Each entry below is to be duplicated verbatim.
......
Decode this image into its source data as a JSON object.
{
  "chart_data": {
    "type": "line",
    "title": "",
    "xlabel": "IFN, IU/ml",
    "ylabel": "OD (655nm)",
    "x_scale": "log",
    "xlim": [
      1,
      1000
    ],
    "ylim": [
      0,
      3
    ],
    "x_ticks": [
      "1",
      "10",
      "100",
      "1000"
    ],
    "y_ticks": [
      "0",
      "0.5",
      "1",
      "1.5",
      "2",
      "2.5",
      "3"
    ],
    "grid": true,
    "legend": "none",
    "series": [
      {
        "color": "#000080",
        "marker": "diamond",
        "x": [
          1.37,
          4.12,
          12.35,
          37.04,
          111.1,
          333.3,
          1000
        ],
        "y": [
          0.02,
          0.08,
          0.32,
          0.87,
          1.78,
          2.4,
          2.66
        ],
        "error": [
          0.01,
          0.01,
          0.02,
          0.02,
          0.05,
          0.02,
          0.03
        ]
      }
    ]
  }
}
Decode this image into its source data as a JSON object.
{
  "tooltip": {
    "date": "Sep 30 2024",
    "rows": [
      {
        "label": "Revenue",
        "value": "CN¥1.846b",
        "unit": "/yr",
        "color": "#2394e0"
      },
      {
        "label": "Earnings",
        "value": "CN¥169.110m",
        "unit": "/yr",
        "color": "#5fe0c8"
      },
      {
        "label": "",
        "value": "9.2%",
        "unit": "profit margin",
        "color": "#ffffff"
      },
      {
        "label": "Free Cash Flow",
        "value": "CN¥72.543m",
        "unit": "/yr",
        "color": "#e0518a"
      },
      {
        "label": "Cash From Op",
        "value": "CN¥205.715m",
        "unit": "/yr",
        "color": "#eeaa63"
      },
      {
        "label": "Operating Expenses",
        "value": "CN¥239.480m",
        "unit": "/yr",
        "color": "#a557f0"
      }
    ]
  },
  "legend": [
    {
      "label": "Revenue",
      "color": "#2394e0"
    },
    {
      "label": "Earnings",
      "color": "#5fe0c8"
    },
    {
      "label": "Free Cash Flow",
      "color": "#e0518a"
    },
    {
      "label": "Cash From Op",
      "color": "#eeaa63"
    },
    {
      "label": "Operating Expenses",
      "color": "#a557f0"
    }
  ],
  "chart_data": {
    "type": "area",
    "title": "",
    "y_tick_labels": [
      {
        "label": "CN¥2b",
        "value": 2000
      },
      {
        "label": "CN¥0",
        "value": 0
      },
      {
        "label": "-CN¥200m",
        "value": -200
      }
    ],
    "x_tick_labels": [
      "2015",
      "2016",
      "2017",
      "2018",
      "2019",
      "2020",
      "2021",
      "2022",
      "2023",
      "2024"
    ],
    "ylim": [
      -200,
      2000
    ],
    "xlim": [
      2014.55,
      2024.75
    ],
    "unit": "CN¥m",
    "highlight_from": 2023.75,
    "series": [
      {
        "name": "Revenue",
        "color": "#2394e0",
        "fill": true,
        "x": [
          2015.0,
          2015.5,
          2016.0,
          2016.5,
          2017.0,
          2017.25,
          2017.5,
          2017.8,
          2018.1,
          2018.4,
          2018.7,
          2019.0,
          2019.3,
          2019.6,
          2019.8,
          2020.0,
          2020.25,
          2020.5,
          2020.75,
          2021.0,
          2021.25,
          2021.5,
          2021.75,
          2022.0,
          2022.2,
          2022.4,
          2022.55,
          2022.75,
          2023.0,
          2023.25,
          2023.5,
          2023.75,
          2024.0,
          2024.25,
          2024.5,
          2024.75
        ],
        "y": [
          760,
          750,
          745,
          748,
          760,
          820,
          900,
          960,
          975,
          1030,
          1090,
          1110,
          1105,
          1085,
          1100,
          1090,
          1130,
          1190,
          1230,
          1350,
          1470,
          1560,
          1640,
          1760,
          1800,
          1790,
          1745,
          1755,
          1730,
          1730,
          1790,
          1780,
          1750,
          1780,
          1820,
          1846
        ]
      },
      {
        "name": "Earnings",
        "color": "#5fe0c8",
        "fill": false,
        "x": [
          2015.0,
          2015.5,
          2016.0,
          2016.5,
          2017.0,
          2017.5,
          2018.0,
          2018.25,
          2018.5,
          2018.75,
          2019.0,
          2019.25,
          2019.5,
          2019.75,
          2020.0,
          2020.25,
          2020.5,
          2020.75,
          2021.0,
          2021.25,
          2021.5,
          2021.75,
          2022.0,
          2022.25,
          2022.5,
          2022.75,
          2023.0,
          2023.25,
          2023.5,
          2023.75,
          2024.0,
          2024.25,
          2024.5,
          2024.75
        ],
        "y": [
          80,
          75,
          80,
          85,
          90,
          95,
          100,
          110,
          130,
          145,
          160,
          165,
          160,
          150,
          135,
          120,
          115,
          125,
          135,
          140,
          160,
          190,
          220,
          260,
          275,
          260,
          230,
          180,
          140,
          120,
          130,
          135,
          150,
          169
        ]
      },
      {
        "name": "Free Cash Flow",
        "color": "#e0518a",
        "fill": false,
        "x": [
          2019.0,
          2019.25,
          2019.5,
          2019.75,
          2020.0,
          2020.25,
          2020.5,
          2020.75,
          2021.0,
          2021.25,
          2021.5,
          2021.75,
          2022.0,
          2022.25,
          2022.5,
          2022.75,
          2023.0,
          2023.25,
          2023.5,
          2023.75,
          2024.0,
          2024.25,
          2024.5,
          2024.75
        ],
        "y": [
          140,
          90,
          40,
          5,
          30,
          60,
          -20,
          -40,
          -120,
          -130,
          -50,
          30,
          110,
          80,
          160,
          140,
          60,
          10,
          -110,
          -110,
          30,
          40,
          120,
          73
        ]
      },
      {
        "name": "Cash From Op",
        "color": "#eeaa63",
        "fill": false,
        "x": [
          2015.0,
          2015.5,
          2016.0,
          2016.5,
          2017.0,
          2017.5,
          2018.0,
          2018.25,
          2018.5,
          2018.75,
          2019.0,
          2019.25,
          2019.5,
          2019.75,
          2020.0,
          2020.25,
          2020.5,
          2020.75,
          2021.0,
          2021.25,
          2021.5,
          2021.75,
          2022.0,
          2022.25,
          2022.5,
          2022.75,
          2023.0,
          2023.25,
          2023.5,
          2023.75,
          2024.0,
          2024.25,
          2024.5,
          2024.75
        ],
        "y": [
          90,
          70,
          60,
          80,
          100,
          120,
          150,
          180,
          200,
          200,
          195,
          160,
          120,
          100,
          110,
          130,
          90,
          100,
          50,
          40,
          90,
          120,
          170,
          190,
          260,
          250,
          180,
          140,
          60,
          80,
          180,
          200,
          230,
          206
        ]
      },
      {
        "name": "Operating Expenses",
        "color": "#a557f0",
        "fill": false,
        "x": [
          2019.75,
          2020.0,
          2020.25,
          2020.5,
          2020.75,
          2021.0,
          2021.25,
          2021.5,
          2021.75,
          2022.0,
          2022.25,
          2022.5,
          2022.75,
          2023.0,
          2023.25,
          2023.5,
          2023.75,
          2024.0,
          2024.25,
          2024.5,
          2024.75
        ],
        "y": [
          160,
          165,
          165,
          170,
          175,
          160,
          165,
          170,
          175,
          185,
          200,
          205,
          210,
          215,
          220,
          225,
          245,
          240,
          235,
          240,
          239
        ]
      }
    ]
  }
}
......
### [SOLUTION]
Decode this image into its source data as a JSON object.
{
  "chart_data": {
    "type": "line",
    "title": "",
    "xlabel": "IFN, IU/ml",
    "ylabel": "OD (655nm)",
    "x_scale": "log",
    "xlim": [
      1,
      1000
    ],
    "ylim": [
      0,
      3
    ],
    "x_ticks": [
      "1",
      "10",
      "100",
      "1000"
    ],
    "y_ticks": [
      "0",
      "0.5",
      "1",
      "1.5",
      "2",
      "2.5",
      "3"
    ],
    "grid": true,
    "legend": "none",
    "series": [
      {
        "color": "#000080",
        "marker": "diamond",
        "x": [
          1.37,
          4.12,
          12.35,
          37.04,
          111.1,
          333.3,
          1000
        ],
        "y": [
          0.02,
          0.08,
          0.32,
          0.87,
          1.78,
          2.4,
          2.66
        ],
        "error": [
          0.01,
          0.01,
          0.02,
          0.02,
          0.05,
          0.02,
          0.03
        ]
      }
    ]
  }
}
Decode this image into its source data as a JSON object.
{
  "tooltip": {
    "date": "Sep 30 2024",
    "rows": [
      {
        "label": "Revenue",
        "value": "CN¥1.846b",
        "unit": "/yr",
        "color": "#2394e0"
      },
      {
        "label": "Earnings",
        "value": "CN¥169.110m",
        "unit": "/yr",
        "color": "#5fe0c8"
      },
      {
        "label": "",
        "value": "9.2%",
        "unit": "profit margin",
        "color": "#ffffff"
      },
      {
        "label": "Free Cash Flow",
        "value": "CN¥72.543m",
        "unit": "/yr",
        "color": "#e0518a"
      },
      {
        "label": "Cash From Op",
        "value": "CN¥205.715m",
        "unit": "/yr",
        "color": "#eeaa63"
      },
      {
        "label": "Operating Expenses",
        "value": "CN¥239.480m",
        "unit": "/yr",
        "color": "#a557f0"
      }
    ]
  },
  "legend": [
    {
      "label": "Revenue",
      "color": "#2394e0"
    },
    {
      "label": "Earnings",
      "color": "#5fe0c8"
    },
    {
      "label": "Free Cash Flow",
      "color": "#e0518a"
    },
    {
      "label": "Cash From Op",
      "color": "#eeaa63"
    },
    {
      "label": "Operating Expenses",
      "color": "#a557f0"
    }
  ],
  "chart_data": {
    "type": "area",
    "title": "",
    "y_tick_labels": [
      {
        "label": "CN¥2b",
        "value": 2000
      },
      {
        "label": "CN¥0",
        "value": 0
      },
      {
        "label": "-CN¥200m",
        "value": -200
      }
    ],
    "x_tick_labels": [
      "2015",
      "2016",
      "2017",
      "2018",
      "2019",
      "2020",
      "2021",
      "2022",
      "2023",
      "2024"
    ],
    "ylim": [
      -200,
      2000
    ],
    "xlim": [
      2014.55,
      2024.75
    ],
    "unit": "CN¥m",
    "highlight_from": 2023.75,
    "series": [
      {
        "name": "Revenue",
        "color": "#2394e0",
        "fill": true,
        "x": [
          2015.0,
          2015.5,
          2016.0,
          2016.5,
          2017.0,
          2017.25,
          2017.5,
          2017.8,
          2018.1,
          2018.4,
          2018.7,
          2019.0,
          2019.3,
          2019.6,
          2019.8,
          2020.0,
          2020.25,
          2020.5,
          2020.75,
          2021.0,
          2021.25,
          2021.5,
          2021.75,
          2022.0,
          2022.2,
          2022.4,
          2022.55,
          2022.75,
          2023.0,
          2023.25,
          2023.5,
          2023.75,
          2024.0,
          2024.25,
          2024.5,
          2024.75
        ],
        "y": [
          760,
          750,
          745,
          748,
          760,
          820,
          900,
          960,
          975,
          1030,
          1090,
          1110,
          1105,
          1085,
          1100,
          1090,
          1130,
          1190,
          1230,
          1350,
          1470,
          1560,
          1640,
          1760,
          1800,
          1790,
          1745,
          1755,
          1730,
          1730,
          1790,
          1780,
          1750,
          1780,
          1820,
          1846
        ]
      },
      {
        "name": "Earnings",
        "color": "#5fe0c8",
        "fill": false,
        "x": [
          2015.0,
          2015.5,
          2016.0,
          2016.5,
          2017.0,
          2017.5,
          2018.0,
          2018.25,
          2018.5,
          2018.75,
          2019.0,
          2019.25,
          2019.5,
          2019.75,
          2020.0,
          2020.25,
          2020.5,
          2020.75,
          2021.0,
          2021.25,
          2021.5,
          2021.75,
          2022.0,
          2022.25,
          2022.5,
          2022.75,
          2023.0,
          2023.25,
          2023.5,
          2023.75,
          2024.0,
          2024.25,
          2024.5,
          2024.75
        ],
        "y": [
          80,
          75,
          80,
          85,
          90,
          95,
          100,
          110,
          130,
          145,
          160,
          165,
          160,
          150,
          135,
          120,
          115,
          125,
          135,
          140,
          160,
          190,
          220,
          260,
          275,
          260,
          230,
          180,
          140,
          120,
          130,
          135,
          150,
          169
        ]
      },
      {
        "name": "Free Cash Flow",
        "color": "#e0518a",
        "fill": false,
        "x": [
          2019.0,
          2019.25,
          2019.5,
          2019.75,
          2020.0,
          2020.25,
          2020.5,
          2020.75,
          2021.0,
          2021.25,
          2021.5,
          2021.75,
          2022.0,
          2022.25,
          2022.5,
          2022.75,
          2023.0,
          2023.25,
          2023.5,
          2023.75,
          2024.0,
          2024.25,
          2024.5,
          2024.75
        ],
        "y": [
          140,
          90,
          40,
          5,
          30,
          60,
          -20,
          -40,
          -120,
          -130,
          -50,
          30,
          110,
          80,
          160,
          140,
          60,
          10,
          -110,
          -110,
          30,
          40,
          120,
          73
        ]
      },
      {
        "name": "Cash From Op",
        "color": "#eeaa63",
        "fill": false,
        "x": [
          2015.0,
          2015.5,
          2016.0,
          2016.5,
          2017.0,
          2017.5,
          2018.0,
          2018.25,
          2018.5,
          2018.75,
          2019.0,
          2019.25,
          2019.5,
          2019.75,
          2020.0,
          2020.25,
          2020.5,
          2020.75,
          2021.0,
          2021.25,
          2021.5,
          2021.75,
          2022.0,
          2022.25,
          2022.5,
          2022.75,
          2023.0,
          2023.25,
          2023.5,
          2023.75,
          2024.0,
          2024.25,
          2024.5,
          2024.75
        ],
        "y": [
          90,
          70,
          60,
          80,
          100,
          120,
          150,
          180,
          200,
          200,
          195,
          160,
          120,
          100,
          110,
          130,
          90,
          100,
          50,
          40,
          90,
          120,
          170,
          190,
          260,
          250,
          180,
          140,
          60,
          80,
          180,
          200,
          230,
          206
        ]
      },
      {
        "name": "Operating Expenses",
        "color": "#a557f0",
        "fill": false,
        "x": [
          2019.75,
          2020.0,
          2020.25,
          2020.5,
          2020.75,
          2021.0,
          2021.25,
          2021.5,
          2021.75,
          2022.0,
          2022.25,
          2022.5,
          2022.75,
          2023.0,
          2023.25,
          2023.5,
          2023.75,
          2024.0,
          2024.25,
          2024.5,
          2024.75
        ],
        "y": [
          160,
          165,
          165,
          170,
          175,
          160,
          165,
          170,
          175,
          185,
          200,
          205,
          210,
          215,
          220,
          225,
          245,
          240,
          235,
          240,
          239
        ]
      }
    ]
  }
}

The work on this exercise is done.